[WRITTEN EXERCISE]:
Go over the listing below line by line and tally those containing "filters". Give only the tally.

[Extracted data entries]
----------
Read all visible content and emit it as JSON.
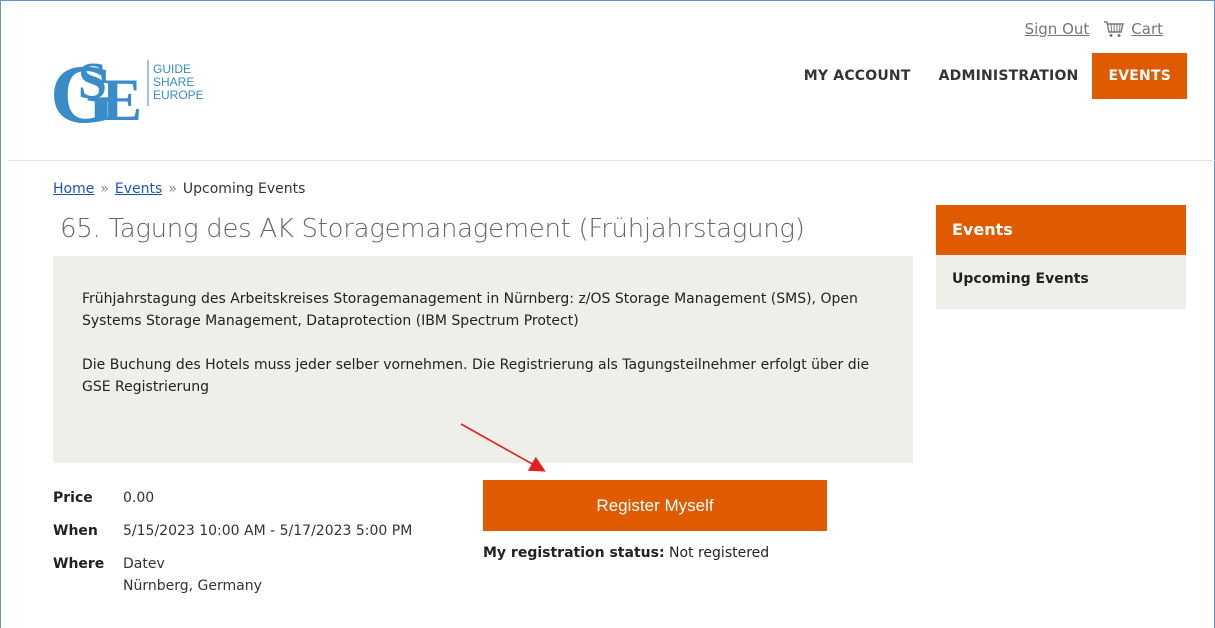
{
  "header": {
    "logo_lines": [
      "GUIDE",
      "SHARE",
      "EUROPE"
    ],
    "util": {
      "sign_out": "Sign Out",
      "cart": "Cart"
    },
    "nav": [
      {
        "label": "MY ACCOUNT",
        "active": false
      },
      {
        "label": "ADMINISTRATION",
        "active": false
      },
      {
        "label": "EVENTS",
        "active": true
      }
    ]
  },
  "breadcrumb": {
    "home": "Home",
    "sep": "»",
    "events": "Events",
    "current": "Upcoming Events"
  },
  "event": {
    "title": "65. Tagung des AK Storagemanagement (Frühjahrstagung)",
    "description": [
      "Frühjahrstagung des Arbeitskreises Storagemanagement in Nürnberg: z/OS Storage Management (SMS), Open Systems Storage Management, Dataprotection (IBM Spectrum Protect)",
      "Die Buchung des Hotels muss jeder selber vornehmen. Die Registrierung als Tagungsteilnehmer erfolgt über die GSE Registrierung"
    ],
    "price_label": "Price",
    "price": "0.00",
    "when_label": "When",
    "when": "5/15/2023 10:00 AM - 5/17/2023 5:00 PM",
    "where_label": "Where",
    "where_line1": "Datev",
    "where_line2": "Nürnberg, Germany",
    "register_label": "Register Myself",
    "status_label": "My registration status:",
    "status_value": "Not registered"
  },
  "sidebar": {
    "title": "Events",
    "item": "Upcoming Events"
  },
  "colors": {
    "accent": "#e05a00",
    "panel": "#eeefe9",
    "link": "#1a55b5",
    "logo": "#3a8cc9",
    "arrow": "#e02020"
  },
  "icons": [
    "cart-icon",
    "annotation-arrow-icon"
  ]
}
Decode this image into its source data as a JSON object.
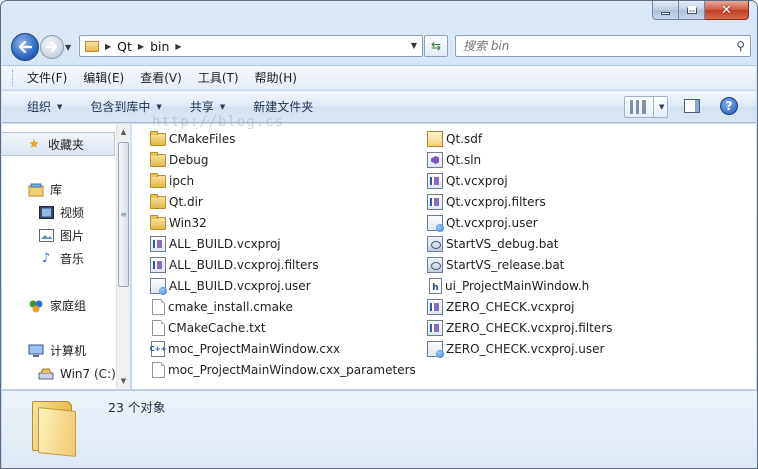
{
  "window": {
    "caption_buttons": {
      "minimize": "minimize-icon",
      "maximize": "maximize-icon",
      "close": "close-icon"
    }
  },
  "address": {
    "crumbs": [
      "Qt",
      "bin"
    ],
    "search_placeholder": "搜索 bin"
  },
  "menu": {
    "items": [
      "文件(F)",
      "编辑(E)",
      "查看(V)",
      "工具(T)",
      "帮助(H)"
    ]
  },
  "commands": {
    "organize": "组织",
    "include_in_library": "包含到库中",
    "share": "共享",
    "new_folder": "新建文件夹"
  },
  "nav": {
    "favorites": "收藏夹",
    "libraries": "库",
    "videos": "视频",
    "pictures": "图片",
    "music": "音乐",
    "homegroup": "家庭组",
    "computer": "计算机",
    "drive": "Win7 (C:)"
  },
  "files": {
    "col1": [
      {
        "name": "CMakeFiles",
        "icon": "folder"
      },
      {
        "name": "Debug",
        "icon": "folder"
      },
      {
        "name": "ipch",
        "icon": "folder"
      },
      {
        "name": "Qt.dir",
        "icon": "folder"
      },
      {
        "name": "Win32",
        "icon": "folder"
      },
      {
        "name": "ALL_BUILD.vcxproj",
        "icon": "vs"
      },
      {
        "name": "ALL_BUILD.vcxproj.filters",
        "icon": "vs"
      },
      {
        "name": "ALL_BUILD.vcxproj.user",
        "icon": "user"
      },
      {
        "name": "cmake_install.cmake",
        "icon": "doc"
      },
      {
        "name": "CMakeCache.txt",
        "icon": "doc"
      },
      {
        "name": "moc_ProjectMainWindow.cxx",
        "icon": "cpp"
      },
      {
        "name": "moc_ProjectMainWindow.cxx_parameters",
        "icon": "doc"
      }
    ],
    "col2": [
      {
        "name": "Qt.sdf",
        "icon": "sdf"
      },
      {
        "name": "Qt.sln",
        "icon": "sln"
      },
      {
        "name": "Qt.vcxproj",
        "icon": "vs"
      },
      {
        "name": "Qt.vcxproj.filters",
        "icon": "vs"
      },
      {
        "name": "Qt.vcxproj.user",
        "icon": "user"
      },
      {
        "name": "StartVS_debug.bat",
        "icon": "bat"
      },
      {
        "name": "StartVS_release.bat",
        "icon": "bat"
      },
      {
        "name": "ui_ProjectMainWindow.h",
        "icon": "h"
      },
      {
        "name": "ZERO_CHECK.vcxproj",
        "icon": "vs"
      },
      {
        "name": "ZERO_CHECK.vcxproj.filters",
        "icon": "vs"
      },
      {
        "name": "ZERO_CHECK.vcxproj.user",
        "icon": "user"
      }
    ]
  },
  "watermark": "http://blog.cs",
  "details": {
    "count": "23 个对象"
  }
}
----------
[ANSWER TO THE PROBLEM]:
3